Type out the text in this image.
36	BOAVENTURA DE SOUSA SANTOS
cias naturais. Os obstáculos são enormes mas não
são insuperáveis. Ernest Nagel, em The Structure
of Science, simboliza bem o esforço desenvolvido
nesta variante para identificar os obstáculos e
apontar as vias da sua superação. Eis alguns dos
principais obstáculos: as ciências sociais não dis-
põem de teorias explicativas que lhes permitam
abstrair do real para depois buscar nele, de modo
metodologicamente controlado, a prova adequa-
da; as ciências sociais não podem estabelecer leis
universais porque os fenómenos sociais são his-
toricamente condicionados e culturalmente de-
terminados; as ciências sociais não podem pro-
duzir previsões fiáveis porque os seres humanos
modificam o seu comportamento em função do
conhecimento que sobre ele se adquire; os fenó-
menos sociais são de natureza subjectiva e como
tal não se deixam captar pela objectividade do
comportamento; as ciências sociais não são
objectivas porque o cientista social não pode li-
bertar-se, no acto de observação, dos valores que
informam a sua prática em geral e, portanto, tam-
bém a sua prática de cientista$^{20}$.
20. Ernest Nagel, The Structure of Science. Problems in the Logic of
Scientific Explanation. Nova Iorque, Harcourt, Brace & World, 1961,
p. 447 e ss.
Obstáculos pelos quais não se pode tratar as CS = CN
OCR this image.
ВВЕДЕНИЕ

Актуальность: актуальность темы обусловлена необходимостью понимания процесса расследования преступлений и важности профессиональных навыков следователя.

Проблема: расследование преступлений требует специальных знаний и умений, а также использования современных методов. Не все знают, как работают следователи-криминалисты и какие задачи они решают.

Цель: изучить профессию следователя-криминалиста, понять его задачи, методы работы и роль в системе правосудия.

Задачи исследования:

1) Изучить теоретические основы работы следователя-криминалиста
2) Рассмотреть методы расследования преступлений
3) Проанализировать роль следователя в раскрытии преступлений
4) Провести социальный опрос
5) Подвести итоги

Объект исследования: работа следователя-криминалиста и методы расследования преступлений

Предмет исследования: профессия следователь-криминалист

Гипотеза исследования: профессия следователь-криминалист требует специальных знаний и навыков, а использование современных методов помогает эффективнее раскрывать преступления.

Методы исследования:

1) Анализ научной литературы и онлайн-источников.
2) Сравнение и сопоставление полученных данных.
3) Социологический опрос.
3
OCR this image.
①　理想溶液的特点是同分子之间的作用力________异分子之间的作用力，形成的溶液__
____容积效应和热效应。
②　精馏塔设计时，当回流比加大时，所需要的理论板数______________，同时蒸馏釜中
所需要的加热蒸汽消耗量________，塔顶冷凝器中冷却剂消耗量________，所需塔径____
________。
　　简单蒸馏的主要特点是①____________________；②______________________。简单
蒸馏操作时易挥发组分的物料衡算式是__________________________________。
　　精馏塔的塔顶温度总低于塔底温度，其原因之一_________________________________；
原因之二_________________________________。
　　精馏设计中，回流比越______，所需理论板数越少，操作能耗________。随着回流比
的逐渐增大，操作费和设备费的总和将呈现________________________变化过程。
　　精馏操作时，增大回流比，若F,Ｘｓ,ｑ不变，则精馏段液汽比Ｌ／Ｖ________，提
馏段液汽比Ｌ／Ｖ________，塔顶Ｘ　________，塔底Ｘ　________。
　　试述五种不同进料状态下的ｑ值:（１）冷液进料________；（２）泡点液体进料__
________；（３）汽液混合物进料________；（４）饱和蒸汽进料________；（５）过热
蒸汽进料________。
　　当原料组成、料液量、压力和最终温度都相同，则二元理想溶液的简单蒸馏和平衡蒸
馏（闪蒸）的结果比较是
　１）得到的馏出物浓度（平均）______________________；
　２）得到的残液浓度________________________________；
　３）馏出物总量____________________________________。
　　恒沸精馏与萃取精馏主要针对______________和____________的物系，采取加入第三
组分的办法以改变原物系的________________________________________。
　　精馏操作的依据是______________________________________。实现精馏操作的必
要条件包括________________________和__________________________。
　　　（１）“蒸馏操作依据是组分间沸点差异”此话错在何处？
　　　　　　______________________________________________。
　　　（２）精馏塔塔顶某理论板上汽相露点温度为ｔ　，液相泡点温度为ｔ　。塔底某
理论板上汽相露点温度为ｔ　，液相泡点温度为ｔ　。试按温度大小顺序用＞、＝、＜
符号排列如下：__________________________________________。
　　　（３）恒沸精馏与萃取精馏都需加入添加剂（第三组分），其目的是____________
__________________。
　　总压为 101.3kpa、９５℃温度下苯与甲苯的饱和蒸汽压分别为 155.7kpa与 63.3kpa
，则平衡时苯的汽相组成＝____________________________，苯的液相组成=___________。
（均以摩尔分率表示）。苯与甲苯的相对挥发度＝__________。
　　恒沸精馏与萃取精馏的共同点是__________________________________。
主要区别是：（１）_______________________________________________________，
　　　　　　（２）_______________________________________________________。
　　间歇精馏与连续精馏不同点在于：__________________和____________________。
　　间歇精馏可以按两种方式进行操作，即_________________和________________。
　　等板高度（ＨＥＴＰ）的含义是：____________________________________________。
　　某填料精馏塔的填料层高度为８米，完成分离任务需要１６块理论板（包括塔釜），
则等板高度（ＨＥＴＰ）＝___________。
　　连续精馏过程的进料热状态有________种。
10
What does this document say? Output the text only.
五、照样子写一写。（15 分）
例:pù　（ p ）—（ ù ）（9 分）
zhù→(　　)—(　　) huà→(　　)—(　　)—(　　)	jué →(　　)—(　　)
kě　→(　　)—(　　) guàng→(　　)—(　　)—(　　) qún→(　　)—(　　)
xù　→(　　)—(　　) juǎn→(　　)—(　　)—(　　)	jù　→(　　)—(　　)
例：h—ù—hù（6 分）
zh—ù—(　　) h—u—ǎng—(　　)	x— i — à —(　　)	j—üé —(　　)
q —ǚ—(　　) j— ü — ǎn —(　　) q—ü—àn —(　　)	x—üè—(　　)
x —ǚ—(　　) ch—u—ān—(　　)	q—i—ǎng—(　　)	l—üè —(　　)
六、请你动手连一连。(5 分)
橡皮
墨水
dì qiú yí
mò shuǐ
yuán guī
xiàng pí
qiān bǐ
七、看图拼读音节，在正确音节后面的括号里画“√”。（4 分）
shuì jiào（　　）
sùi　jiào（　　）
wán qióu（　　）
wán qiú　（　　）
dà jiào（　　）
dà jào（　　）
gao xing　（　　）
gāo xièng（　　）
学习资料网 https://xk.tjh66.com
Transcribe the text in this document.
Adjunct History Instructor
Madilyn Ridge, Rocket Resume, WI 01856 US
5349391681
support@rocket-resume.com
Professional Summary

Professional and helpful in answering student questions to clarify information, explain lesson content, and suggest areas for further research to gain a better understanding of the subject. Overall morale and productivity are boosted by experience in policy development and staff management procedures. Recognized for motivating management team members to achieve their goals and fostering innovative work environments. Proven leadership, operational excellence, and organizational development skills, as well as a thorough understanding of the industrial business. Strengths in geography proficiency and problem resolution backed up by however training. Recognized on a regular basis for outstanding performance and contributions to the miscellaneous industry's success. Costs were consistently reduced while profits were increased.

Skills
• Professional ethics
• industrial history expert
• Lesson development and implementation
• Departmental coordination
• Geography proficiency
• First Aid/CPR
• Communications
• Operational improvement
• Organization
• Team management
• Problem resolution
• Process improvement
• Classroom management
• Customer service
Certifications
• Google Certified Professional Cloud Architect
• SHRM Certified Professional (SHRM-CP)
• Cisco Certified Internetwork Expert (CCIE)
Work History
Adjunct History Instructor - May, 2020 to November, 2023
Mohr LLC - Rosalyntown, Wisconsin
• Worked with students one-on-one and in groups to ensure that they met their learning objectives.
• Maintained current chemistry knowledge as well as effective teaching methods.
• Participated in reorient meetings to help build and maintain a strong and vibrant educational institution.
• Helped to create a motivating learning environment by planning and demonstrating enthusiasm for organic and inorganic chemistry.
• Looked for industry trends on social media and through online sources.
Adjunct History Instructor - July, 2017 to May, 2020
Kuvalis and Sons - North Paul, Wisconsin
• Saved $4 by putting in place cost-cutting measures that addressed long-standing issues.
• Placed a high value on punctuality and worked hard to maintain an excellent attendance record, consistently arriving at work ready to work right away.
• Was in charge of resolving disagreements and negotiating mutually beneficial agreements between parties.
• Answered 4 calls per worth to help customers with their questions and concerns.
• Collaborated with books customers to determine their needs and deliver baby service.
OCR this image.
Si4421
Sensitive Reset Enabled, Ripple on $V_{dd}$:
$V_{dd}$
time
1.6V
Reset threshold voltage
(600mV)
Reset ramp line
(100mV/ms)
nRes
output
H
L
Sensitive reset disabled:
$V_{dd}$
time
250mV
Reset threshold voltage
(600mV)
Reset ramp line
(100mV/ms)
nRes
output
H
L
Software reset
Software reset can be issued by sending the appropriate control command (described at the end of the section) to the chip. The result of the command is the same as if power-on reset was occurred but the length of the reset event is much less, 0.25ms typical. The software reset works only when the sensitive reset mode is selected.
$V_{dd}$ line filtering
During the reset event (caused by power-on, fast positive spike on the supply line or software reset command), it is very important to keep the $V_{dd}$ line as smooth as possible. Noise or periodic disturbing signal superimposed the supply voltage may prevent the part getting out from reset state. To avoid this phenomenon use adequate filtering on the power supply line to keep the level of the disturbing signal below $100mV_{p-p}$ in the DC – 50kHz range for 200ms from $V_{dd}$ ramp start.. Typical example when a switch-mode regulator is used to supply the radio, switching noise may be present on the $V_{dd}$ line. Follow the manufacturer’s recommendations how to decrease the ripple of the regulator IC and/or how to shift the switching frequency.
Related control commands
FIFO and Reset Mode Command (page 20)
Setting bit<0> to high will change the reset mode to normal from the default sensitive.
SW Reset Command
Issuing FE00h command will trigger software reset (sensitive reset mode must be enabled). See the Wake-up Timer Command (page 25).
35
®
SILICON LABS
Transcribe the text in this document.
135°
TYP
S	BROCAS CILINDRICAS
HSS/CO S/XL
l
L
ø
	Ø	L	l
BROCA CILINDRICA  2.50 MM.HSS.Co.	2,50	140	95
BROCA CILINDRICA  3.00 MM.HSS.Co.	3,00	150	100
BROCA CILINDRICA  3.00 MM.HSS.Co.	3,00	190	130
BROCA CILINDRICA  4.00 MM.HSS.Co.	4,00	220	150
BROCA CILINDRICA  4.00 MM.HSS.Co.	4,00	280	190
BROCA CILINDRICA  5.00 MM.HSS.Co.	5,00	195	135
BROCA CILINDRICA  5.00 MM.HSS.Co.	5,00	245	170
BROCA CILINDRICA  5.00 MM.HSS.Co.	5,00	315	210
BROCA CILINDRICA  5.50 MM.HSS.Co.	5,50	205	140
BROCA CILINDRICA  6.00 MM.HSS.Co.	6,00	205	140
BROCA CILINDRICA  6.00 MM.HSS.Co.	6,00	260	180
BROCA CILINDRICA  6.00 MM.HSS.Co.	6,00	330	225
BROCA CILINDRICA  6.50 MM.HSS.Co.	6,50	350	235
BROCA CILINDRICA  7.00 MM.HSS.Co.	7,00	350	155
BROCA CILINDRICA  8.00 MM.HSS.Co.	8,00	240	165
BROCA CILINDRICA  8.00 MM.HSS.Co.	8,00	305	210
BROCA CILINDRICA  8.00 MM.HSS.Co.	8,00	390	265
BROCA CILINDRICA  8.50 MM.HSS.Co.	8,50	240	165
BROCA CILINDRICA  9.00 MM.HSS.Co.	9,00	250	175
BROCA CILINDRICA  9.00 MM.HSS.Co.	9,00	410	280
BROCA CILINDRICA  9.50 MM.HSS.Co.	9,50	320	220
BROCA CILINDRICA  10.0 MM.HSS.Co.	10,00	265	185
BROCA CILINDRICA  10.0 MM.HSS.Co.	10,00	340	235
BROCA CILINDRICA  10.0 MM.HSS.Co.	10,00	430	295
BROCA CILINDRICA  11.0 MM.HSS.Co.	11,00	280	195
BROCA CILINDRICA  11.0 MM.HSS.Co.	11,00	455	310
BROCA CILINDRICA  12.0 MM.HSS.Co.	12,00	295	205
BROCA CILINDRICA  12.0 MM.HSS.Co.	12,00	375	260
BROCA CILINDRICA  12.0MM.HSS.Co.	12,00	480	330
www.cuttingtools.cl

________________________________________

**Problem details**
Using the material above, copy every line in which the string "исследования" occurs.

**Solution to this exercise**
Задачи исследования:
Объект исследования: работа следователя-криминалиста и методы расследования преступлений
Предмет исследования: профессия следователь-криминалист
Гипотеза исследования: профессия следователь-криминалист требует специальных знаний и навыков, а использование современных методов помогает эффективнее раскрывать преступления.
Методы исследования:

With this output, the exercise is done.